- **WORK INSTRUCTIONS**: Wherever the string "title" appears in a line, extract that line.

Lines of data
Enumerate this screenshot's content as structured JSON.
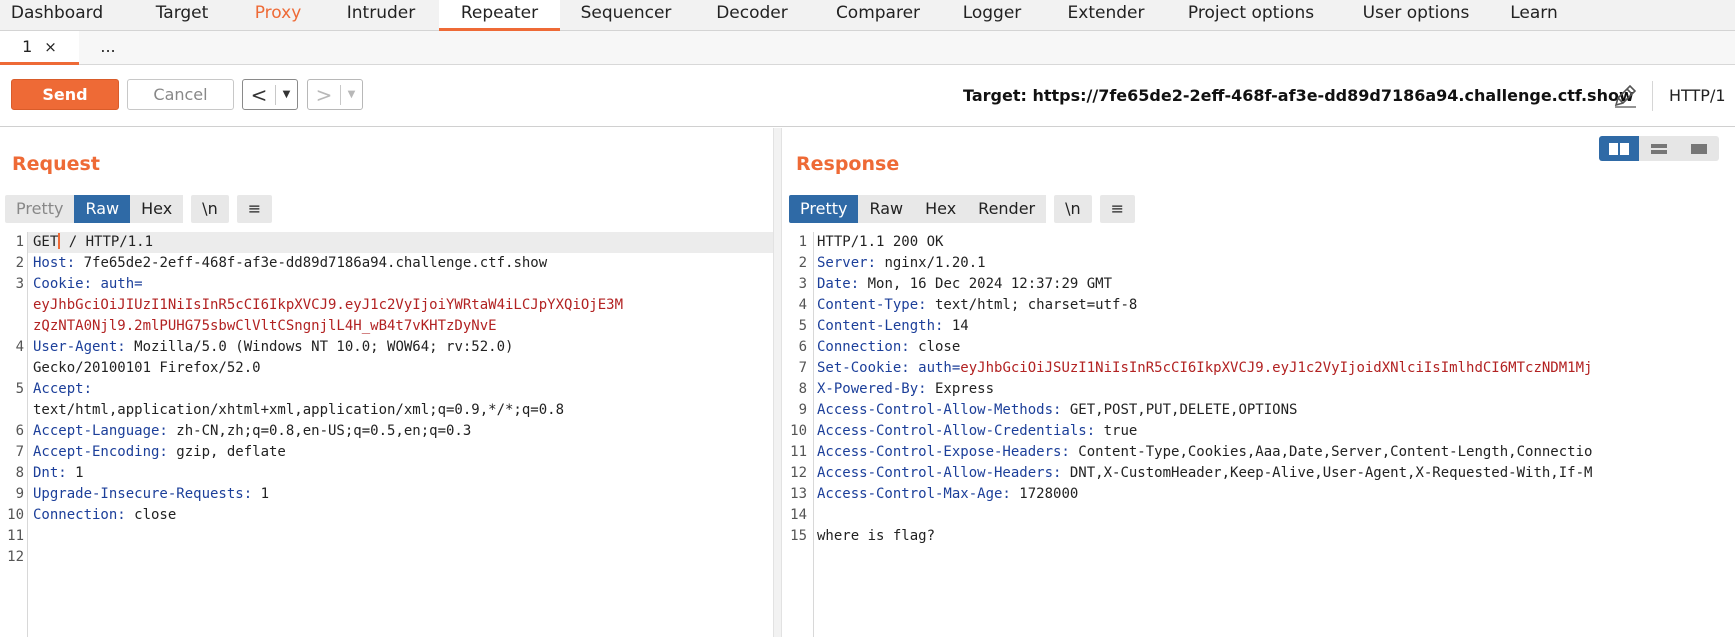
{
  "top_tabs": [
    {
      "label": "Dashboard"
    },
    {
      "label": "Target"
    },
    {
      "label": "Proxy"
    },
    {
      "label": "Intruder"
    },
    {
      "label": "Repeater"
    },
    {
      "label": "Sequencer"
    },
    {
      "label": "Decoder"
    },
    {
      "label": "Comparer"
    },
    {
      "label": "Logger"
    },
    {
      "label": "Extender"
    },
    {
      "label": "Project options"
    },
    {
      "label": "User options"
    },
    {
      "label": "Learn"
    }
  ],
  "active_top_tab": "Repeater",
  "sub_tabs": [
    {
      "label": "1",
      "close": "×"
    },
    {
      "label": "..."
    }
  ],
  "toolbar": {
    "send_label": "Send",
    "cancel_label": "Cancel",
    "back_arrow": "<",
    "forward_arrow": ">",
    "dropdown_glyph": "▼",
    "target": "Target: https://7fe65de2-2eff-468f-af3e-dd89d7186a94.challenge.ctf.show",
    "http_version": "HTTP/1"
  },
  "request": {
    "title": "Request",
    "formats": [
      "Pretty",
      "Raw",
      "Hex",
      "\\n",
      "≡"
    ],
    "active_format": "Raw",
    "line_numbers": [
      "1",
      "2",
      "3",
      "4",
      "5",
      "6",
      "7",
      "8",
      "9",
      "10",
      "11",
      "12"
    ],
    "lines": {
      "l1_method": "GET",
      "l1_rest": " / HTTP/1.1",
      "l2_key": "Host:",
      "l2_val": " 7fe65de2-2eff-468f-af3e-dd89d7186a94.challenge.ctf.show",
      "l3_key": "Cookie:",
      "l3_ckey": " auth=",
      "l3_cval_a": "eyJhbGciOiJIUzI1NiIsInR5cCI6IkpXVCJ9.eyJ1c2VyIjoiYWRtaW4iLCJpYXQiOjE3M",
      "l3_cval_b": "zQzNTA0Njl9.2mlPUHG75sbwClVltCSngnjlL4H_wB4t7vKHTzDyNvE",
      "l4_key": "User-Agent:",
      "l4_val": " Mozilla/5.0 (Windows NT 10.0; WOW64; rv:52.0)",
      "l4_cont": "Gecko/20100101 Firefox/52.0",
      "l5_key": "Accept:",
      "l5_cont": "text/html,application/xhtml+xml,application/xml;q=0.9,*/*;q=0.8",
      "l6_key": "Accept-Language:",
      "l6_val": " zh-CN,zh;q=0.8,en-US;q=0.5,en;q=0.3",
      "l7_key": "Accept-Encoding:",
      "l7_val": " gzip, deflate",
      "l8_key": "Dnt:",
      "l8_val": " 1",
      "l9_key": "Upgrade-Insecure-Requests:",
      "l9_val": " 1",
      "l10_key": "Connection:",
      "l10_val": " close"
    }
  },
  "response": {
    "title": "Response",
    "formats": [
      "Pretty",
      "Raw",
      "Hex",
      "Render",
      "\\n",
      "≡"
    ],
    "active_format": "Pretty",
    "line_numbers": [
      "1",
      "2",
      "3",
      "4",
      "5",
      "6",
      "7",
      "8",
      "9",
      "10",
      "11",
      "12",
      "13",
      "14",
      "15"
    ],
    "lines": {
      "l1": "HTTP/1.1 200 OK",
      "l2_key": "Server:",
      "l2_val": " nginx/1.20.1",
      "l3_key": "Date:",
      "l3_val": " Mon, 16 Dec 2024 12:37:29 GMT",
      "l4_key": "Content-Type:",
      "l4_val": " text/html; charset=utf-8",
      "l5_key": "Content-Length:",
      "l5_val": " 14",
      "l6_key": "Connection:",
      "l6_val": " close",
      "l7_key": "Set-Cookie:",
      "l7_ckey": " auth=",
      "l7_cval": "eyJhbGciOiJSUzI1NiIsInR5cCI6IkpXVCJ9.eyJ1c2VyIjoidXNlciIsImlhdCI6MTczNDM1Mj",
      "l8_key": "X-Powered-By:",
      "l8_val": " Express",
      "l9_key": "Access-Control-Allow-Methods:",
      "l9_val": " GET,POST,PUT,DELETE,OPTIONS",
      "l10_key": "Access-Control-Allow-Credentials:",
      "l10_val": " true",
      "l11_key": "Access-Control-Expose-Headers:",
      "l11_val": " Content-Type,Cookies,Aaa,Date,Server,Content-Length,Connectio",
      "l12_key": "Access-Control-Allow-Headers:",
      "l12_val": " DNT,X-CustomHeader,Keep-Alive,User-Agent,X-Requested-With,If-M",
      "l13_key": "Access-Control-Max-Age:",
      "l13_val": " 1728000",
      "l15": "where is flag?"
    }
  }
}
...
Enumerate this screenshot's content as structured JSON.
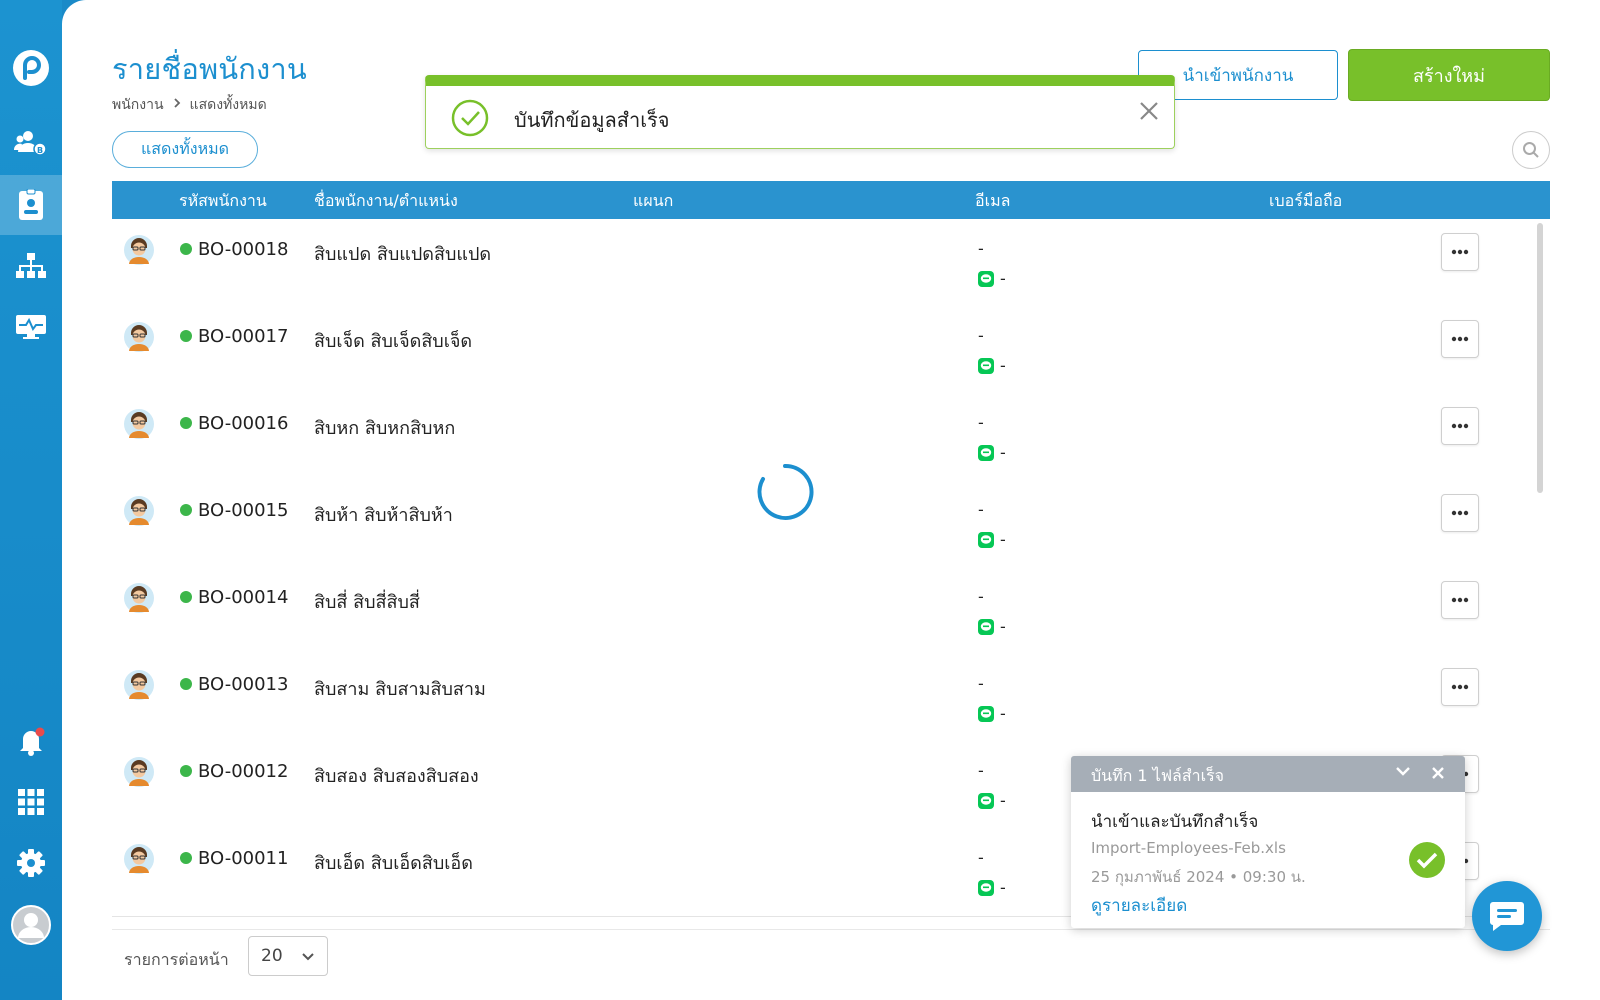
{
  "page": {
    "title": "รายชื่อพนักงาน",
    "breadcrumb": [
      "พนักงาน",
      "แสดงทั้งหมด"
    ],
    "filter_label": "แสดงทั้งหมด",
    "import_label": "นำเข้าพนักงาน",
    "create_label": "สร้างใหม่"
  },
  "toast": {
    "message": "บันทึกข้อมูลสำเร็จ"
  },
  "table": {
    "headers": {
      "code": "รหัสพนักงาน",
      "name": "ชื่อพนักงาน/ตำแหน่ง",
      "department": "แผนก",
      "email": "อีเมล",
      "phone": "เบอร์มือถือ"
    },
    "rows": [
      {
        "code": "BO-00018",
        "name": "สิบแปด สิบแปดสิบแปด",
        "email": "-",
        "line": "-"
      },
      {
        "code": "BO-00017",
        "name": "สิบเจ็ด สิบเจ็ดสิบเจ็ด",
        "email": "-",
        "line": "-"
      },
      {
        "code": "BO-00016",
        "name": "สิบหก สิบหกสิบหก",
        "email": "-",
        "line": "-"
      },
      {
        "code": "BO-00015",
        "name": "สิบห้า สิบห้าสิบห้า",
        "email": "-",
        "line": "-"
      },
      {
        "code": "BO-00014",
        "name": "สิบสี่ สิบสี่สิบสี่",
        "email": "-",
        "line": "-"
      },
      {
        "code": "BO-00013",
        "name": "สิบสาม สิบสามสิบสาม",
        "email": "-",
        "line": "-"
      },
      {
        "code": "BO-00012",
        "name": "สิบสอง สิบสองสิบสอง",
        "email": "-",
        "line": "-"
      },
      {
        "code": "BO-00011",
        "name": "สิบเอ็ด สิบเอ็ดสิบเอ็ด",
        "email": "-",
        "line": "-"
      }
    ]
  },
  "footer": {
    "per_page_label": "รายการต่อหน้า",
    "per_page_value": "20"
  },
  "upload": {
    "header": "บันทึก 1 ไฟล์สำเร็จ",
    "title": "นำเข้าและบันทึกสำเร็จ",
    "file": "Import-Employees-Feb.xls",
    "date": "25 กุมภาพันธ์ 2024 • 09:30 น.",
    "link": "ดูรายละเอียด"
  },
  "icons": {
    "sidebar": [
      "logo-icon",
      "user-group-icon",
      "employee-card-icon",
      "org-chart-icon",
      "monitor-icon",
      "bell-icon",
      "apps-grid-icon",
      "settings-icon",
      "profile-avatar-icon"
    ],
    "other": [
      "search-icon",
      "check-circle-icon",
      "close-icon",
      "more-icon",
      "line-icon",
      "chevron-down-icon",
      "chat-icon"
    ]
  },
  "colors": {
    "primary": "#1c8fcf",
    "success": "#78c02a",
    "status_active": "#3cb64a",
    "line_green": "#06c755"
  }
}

- **ANSWER TO THIS TASK**:
    "title": "Request",
    "title": "Response",
    "title": "รายชื่อพนักงาน",
    "title": "นำเข้าและบันทึกสำเร็จ",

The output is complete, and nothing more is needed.